* **Página**
'''

Esta proposta não parece simples, porém não desconsideraria que essa visão abrisse uma porta no mundo da internet pela cidadania. É uma possibilidade que não contradiz as normas e regulações que tem se estabelecido, é uma ideia que nos permitiria desenvolver nossas comunidades, o que seria vital no desemvolvimento e a efetividade plena dos direitos humanos.

O setor privado em Cuba e internet

Restaurante particular “Bahía de Nuevita” no elenco A Colônia em Nuevita, Camagüey.

O tema não é só sugestivo do que eu estou propondo neste texto, é um assunto pontual para as grandes possibilidades que poderiam se obter se às pequenas e nascentes empresas de pessoas particulares em Cuba pudessem ter acesso à internet. Quer dizer, que a internet se implementasse para fortalecer o crescimento dessas sutis economias alternativas que hoje têm vida na ilha.

No mundo moderno, esse meio de conexão não só permite nos comunicar com amizades ou familiares que se estão longe, é também a maneira de se servir deste serviço. A internet oferece a possibilidade de conhecer a informação sobre uma atividade particular que existe, não só em Cuba, mas conhecer o que no mundo se pensa sobre isso.

Para ilustrar essa ideia, pensemos em uma pessoa dedicada à reparação de equipes como PC, DVD, gravadora, impressora, etc. Levando em conta a impossibilidade de contar com o conserto imediato da equipe, seja por não conhecer o defeito que presenta, seja por não contar com a peça necessária, pode pedir oportunamente através da rede o que precisar ou, então saber como resolver o problema que tem deve resolver, com vídeos e gráficos. Em fim, tudo o que não imaginou que existia.

Se a pessoa opera um dos chamados Paladares, onde se oferecem comidas típicas, ou uma lanchonete, a internet é o meio perfeito para se promover no país e para que pessoas que visitam a ilha conheçam de antemão o lugar e os serviços que ela oferece. Além, esses espaços podem fornecer conexão à rede, com isto quase é seguro que as vendas aumentariam e as reservas e melhores condições desenvolveriam a empresa. É então um meio de publicidade incomparável, que torna mais eficiente e responsável o empreendimento.

Esse é um dos pontos em que pudéssemos nos enfocar para ver a complexidade do cenário. Além disso, para a população cubana é um novo meio que pode ajudar para quebrar alguns limites que se têm hoje. Pensar a forma de nos conectar e desenvolver com um click só; é sem dúvida sugestivo para a atualidade em que faz tanta falta nos abrir economicamente ao mundo.

'''

* **Enunciado do exercício**
Transcreva do texto sobre o setor privado em Cuba tudo o que vai de "Para ilustrar essa" até "imaginou que existia.", trocando "impressora" por "copiadora". O material abaixo não tem relação com o texto sobre o setor privado em Cuba.

[Registros de anotação espacial]
'''

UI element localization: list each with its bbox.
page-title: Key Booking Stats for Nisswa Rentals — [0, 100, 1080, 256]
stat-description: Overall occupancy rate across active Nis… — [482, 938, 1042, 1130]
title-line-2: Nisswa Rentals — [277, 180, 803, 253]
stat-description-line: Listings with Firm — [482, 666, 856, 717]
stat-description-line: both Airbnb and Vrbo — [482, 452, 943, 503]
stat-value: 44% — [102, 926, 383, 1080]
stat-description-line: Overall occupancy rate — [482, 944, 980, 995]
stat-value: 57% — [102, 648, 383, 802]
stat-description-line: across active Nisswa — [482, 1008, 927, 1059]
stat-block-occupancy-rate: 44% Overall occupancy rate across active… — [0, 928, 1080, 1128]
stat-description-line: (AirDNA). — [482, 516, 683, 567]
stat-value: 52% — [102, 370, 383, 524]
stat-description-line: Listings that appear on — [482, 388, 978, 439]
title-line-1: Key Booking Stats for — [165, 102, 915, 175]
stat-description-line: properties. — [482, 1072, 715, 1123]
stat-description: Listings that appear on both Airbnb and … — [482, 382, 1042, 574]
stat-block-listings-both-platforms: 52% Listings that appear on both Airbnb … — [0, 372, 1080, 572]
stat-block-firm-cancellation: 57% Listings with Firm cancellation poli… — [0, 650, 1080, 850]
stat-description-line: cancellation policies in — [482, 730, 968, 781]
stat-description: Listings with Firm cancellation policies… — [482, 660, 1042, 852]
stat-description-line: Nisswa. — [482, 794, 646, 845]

'''

* **Resultado da tarefa**
Para ilustrar essa ideia, pensemos em uma pessoa dedicada à reparação de equipes como PC, DVD, gravadora, copiadora, etc. Levando em conta a impossibilidade de contar com o conserto imediato da equipe, seja por não conhecer o defeito que presenta, seja por não contar com a peça necessária, pode pedir oportunamente através da rede o que precisar ou, então saber como resolver o problema que tem deve resolver, com vídeos e gráficos. Em fim, tudo o que não imaginou que existia.